- WHAT IS BEING ASKED -
All entries shown below should be duplicated character for character.

START SOURCE DATA

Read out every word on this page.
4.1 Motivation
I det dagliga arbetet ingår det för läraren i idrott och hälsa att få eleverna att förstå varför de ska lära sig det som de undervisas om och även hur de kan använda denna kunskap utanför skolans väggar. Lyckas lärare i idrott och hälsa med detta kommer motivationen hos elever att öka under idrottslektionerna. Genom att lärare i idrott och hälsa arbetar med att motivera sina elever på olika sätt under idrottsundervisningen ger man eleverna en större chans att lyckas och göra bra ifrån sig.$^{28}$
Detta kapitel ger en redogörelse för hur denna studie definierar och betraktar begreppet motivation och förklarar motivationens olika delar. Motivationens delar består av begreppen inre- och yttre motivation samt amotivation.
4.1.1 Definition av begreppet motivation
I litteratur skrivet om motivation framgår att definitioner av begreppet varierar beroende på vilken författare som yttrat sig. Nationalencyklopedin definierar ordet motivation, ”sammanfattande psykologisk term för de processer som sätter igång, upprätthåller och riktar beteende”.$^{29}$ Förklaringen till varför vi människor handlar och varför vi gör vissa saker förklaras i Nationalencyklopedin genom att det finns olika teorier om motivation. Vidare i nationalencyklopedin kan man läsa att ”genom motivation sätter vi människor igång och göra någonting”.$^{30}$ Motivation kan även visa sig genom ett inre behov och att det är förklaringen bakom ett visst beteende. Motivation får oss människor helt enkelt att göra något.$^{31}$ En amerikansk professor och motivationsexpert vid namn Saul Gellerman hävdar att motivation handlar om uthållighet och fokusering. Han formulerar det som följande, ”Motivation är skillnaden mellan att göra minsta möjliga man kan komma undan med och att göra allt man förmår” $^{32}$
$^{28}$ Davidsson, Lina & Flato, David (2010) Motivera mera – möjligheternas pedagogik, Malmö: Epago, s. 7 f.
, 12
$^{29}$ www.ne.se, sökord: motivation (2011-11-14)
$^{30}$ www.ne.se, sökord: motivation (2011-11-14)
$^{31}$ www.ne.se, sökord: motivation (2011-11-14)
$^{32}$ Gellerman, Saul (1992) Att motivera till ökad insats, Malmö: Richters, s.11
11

END SOURCE DATA

- EXERCISE ANSWER -
Read out every word on this page.
4.1 Motivation
I det dagliga arbetet ingår det för läraren i idrott och hälsa att få eleverna att förstå varför de ska lära sig det som de undervisas om och även hur de kan använda denna kunskap utanför skolans väggar. Lyckas lärare i idrott och hälsa med detta kommer motivationen hos elever att öka under idrottslektionerna. Genom att lärare i idrott och hälsa arbetar med att motivera sina elever på olika sätt under idrottsundervisningen ger man eleverna en större chans att lyckas och göra bra ifrån sig.$^{28}$
Detta kapitel ger en redogörelse för hur denna studie definierar och betraktar begreppet motivation och förklarar motivationens olika delar. Motivationens delar består av begreppen inre- och yttre motivation samt amotivation.
4.1.1 Definition av begreppet motivation
I litteratur skrivet om motivation framgår att definitioner av begreppet varierar beroende på vilken författare som yttrat sig. Nationalencyklopedin definierar ordet motivation, ”sammanfattande psykologisk term för de processer som sätter igång, upprätthåller och riktar beteende”.$^{29}$ Förklaringen till varför vi människor handlar och varför vi gör vissa saker förklaras i Nationalencyklopedin genom att det finns olika teorier om motivation. Vidare i nationalencyklopedin kan man läsa att ”genom motivation sätter vi människor igång och göra någonting”.$^{30}$ Motivation kan även visa sig genom ett inre behov och att det är förklaringen bakom ett visst beteende. Motivation får oss människor helt enkelt att göra något.$^{31}$ En amerikansk professor och motivationsexpert vid namn Saul Gellerman hävdar att motivation handlar om uthållighet och fokusering. Han formulerar det som följande, ”Motivation är skillnaden mellan att göra minsta möjliga man kan komma undan med och att göra allt man förmår” $^{32}$
$^{28}$ Davidsson, Lina & Flato, David (2010) Motivera mera – möjligheternas pedagogik, Malmö: Epago, s. 7 f.
, 12
$^{29}$ www.ne.se, sökord: motivation (2011-11-14)
$^{30}$ www.ne.se, sökord: motivation (2011-11-14)
$^{31}$ www.ne.se, sökord: motivation (2011-11-14)
$^{32}$ Gellerman, Saul (1992) Att motivera till ökad insats, Malmö: Richters, s.11
11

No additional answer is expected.